====== Listed records

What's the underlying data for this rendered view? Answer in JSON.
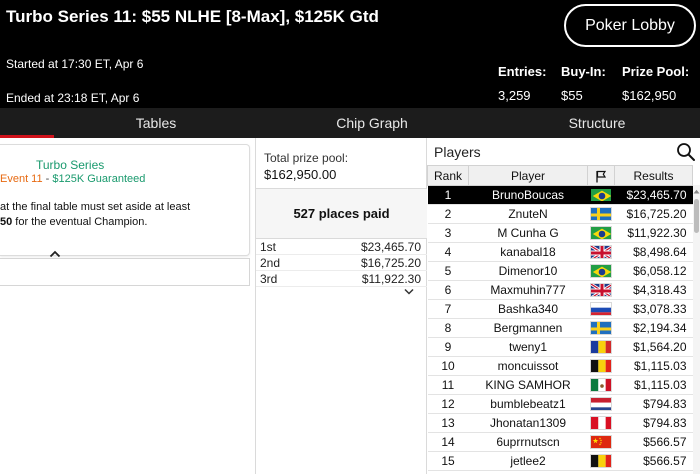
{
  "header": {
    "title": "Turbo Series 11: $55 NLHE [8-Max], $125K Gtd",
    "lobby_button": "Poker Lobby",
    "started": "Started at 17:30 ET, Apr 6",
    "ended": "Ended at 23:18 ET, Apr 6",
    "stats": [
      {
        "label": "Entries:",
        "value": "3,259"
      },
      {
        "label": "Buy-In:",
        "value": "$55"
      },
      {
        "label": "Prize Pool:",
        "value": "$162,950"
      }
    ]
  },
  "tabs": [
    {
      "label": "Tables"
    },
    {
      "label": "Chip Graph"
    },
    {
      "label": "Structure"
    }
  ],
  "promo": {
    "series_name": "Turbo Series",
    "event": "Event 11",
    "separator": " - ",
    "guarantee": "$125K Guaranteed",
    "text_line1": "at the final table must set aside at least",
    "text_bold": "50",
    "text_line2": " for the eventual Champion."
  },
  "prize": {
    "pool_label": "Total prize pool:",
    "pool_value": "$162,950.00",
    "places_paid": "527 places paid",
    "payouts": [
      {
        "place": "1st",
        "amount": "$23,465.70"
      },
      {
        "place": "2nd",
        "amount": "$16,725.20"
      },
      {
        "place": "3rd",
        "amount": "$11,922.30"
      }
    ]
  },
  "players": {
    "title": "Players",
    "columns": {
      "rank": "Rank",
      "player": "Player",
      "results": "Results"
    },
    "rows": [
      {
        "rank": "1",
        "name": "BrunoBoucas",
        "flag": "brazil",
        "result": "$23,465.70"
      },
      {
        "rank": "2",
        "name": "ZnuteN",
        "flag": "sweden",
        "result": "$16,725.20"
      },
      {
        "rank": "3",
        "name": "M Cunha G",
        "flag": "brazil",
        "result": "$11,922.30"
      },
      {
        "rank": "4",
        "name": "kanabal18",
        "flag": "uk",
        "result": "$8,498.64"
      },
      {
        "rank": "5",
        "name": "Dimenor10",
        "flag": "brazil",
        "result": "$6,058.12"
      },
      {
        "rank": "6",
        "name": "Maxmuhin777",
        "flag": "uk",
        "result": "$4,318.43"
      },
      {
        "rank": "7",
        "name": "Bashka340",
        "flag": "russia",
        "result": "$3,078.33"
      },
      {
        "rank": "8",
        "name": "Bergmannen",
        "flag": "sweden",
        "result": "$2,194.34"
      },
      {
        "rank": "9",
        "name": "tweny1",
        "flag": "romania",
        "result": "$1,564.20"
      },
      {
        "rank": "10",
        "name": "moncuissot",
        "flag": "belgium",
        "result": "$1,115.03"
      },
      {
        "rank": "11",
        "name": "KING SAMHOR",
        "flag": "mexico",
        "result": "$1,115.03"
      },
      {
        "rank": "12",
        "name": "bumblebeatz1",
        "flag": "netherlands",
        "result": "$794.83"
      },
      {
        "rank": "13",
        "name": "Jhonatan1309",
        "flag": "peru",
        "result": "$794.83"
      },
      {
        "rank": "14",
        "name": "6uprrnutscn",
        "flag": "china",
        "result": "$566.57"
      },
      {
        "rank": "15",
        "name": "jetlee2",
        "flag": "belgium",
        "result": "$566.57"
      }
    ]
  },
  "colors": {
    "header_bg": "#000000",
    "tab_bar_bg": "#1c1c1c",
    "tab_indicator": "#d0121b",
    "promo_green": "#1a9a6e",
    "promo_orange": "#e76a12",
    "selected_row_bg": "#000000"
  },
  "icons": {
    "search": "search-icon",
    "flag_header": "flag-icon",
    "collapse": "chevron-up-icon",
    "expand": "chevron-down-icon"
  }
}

============

*What you have to do*: Report each line in the preceding entries that holds the string "Series".

*Answer to this task*:
    "title": "Turbo Series 11: $55 NLHE [8-Max], $125K Gtd",
    "series_name": "Turbo Series",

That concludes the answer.